- _EXERCISE_: Give back all the data exactly, line by line.
Start of GIVEN DATA
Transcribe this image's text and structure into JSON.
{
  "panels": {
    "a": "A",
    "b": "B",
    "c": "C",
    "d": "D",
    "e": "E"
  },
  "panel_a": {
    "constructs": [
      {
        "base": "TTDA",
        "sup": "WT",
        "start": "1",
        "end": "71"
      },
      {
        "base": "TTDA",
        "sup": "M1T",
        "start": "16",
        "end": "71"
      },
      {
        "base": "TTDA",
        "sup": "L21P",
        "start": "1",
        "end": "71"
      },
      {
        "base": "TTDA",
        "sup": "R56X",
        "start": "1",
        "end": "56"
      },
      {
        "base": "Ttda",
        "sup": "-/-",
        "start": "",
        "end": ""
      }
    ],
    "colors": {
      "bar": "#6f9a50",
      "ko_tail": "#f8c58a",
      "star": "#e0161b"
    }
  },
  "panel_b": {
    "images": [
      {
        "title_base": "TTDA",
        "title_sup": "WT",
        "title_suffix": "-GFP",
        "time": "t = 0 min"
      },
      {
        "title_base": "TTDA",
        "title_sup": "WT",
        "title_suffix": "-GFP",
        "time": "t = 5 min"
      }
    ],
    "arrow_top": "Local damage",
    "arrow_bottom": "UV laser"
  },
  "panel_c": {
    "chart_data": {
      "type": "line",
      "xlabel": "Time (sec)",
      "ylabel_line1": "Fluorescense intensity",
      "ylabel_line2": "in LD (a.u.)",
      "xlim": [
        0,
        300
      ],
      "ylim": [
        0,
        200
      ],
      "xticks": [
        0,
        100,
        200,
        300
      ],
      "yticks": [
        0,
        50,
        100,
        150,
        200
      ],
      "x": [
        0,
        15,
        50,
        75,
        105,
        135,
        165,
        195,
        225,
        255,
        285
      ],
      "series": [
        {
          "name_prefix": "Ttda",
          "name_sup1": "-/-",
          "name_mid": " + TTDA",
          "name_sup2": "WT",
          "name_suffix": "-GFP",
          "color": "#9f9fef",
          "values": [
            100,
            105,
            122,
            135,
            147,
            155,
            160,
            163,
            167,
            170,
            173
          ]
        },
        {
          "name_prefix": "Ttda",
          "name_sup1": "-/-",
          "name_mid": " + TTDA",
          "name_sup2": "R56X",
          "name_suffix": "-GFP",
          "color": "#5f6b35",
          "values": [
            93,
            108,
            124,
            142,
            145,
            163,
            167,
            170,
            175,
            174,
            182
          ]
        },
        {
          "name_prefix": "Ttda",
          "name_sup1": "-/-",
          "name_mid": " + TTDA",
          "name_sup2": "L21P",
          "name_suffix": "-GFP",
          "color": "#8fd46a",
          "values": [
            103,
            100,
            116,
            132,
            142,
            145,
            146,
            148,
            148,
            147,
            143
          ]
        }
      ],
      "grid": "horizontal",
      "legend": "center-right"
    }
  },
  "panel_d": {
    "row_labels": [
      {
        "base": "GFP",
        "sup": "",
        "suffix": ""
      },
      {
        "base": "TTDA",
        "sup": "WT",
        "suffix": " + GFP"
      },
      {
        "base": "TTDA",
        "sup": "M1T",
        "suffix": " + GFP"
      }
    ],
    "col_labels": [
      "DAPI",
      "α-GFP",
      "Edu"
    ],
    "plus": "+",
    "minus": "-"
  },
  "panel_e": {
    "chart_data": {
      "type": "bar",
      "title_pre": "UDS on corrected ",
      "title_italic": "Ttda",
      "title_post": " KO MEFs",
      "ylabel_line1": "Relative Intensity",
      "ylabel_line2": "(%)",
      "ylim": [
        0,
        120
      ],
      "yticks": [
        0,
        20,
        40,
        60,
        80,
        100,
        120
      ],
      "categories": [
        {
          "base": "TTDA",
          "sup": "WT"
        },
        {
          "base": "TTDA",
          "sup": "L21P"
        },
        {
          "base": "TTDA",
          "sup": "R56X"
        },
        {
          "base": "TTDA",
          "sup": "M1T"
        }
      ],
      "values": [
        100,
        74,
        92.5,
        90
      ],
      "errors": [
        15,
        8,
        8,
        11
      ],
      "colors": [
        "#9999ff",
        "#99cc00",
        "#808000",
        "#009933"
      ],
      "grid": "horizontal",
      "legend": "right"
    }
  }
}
End of GIVEN DATA
- _WRITTEN REPLY_:
Transcribe this image's text and structure into JSON.
{
  "panels": {
    "a": "A",
    "b": "B",
    "c": "C",
    "d": "D",
    "e": "E"
  },
  "panel_a": {
    "constructs": [
      {
        "base": "TTDA",
        "sup": "WT",
        "start": "1",
        "end": "71"
      },
      {
        "base": "TTDA",
        "sup": "M1T",
        "start": "16",
        "end": "71"
      },
      {
        "base": "TTDA",
        "sup": "L21P",
        "start": "1",
        "end": "71"
      },
      {
        "base": "TTDA",
        "sup": "R56X",
        "start": "1",
        "end": "56"
      },
      {
        "base": "Ttda",
        "sup": "-/-",
        "start": "",
        "end": ""
      }
    ],
    "colors": {
      "bar": "#6f9a50",
      "ko_tail": "#f8c58a",
      "star": "#e0161b"
    }
  },
  "panel_b": {
    "images": [
      {
        "title_base": "TTDA",
        "title_sup": "WT",
        "title_suffix": "-GFP",
        "time": "t = 0 min"
      },
      {
        "title_base": "TTDA",
        "title_sup": "WT",
        "title_suffix": "-GFP",
        "time": "t = 5 min"
      }
    ],
    "arrow_top": "Local damage",
    "arrow_bottom": "UV laser"
  },
  "panel_c": {
    "chart_data": {
      "type": "line",
      "xlabel": "Time (sec)",
      "ylabel_line1": "Fluorescense intensity",
      "ylabel_line2": "in LD (a.u.)",
      "xlim": [
        0,
        300
      ],
      "ylim": [
        0,
        200
      ],
      "xticks": [
        0,
        100,
        200,
        300
      ],
      "yticks": [
        0,
        50,
        100,
        150,
        200
      ],
      "x": [
        0,
        15,
        50,
        75,
        105,
        135,
        165,
        195,
        225,
        255,
        285
      ],
      "series": [
        {
          "name_prefix": "Ttda",
          "name_sup1": "-/-",
          "name_mid": " + TTDA",
          "name_sup2": "WT",
          "name_suffix": "-GFP",
          "color": "#9f9fef",
          "values": [
            100,
            105,
            122,
            135,
            147,
            155,
            160,
            163,
            167,
            170,
            173
          ]
        },
        {
          "name_prefix": "Ttda",
          "name_sup1": "-/-",
          "name_mid": " + TTDA",
          "name_sup2": "R56X",
          "name_suffix": "-GFP",
          "color": "#5f6b35",
          "values": [
            93,
            108,
            124,
            142,
            145,
            163,
            167,
            170,
            175,
            174,
            182
          ]
        },
        {
          "name_prefix": "Ttda",
          "name_sup1": "-/-",
          "name_mid": " + TTDA",
          "name_sup2": "L21P",
          "name_suffix": "-GFP",
          "color": "#8fd46a",
          "values": [
            103,
            100,
            116,
            132,
            142,
            145,
            146,
            148,
            148,
            147,
            143
          ]
        }
      ],
      "grid": "horizontal",
      "legend": "center-right"
    }
  },
  "panel_d": {
    "row_labels": [
      {
        "base": "GFP",
        "sup": "",
        "suffix": ""
      },
      {
        "base": "TTDA",
        "sup": "WT",
        "suffix": " + GFP"
      },
      {
        "base": "TTDA",
        "sup": "M1T",
        "suffix": " + GFP"
      }
    ],
    "col_labels": [
      "DAPI",
      "α-GFP",
      "Edu"
    ],
    "plus": "+",
    "minus": "-"
  },
  "panel_e": {
    "chart_data": {
      "type": "bar",
      "title_pre": "UDS on corrected ",
      "title_italic": "Ttda",
      "title_post": " KO MEFs",
      "ylabel_line1": "Relative Intensity",
      "ylabel_line2": "(%)",
      "ylim": [
        0,
        120
      ],
      "yticks": [
        0,
        20,
        40,
        60,
        80,
        100,
        120
      ],
      "categories": [
        {
          "base": "TTDA",
          "sup": "WT"
        },
        {
          "base": "TTDA",
          "sup": "L21P"
        },
        {
          "base": "TTDA",
          "sup": "R56X"
        },
        {
          "base": "TTDA",
          "sup": "M1T"
        }
      ],
      "values": [
        100,
        74,
        92.5,
        90
      ],
      "errors": [
        15,
        8,
        8,
        11
      ],
      "colors": [
        "#9999ff",
        "#99cc00",
        "#808000",
        "#009933"
      ],
      "grid": "horizontal",
      "legend": "right"
    }
  }
}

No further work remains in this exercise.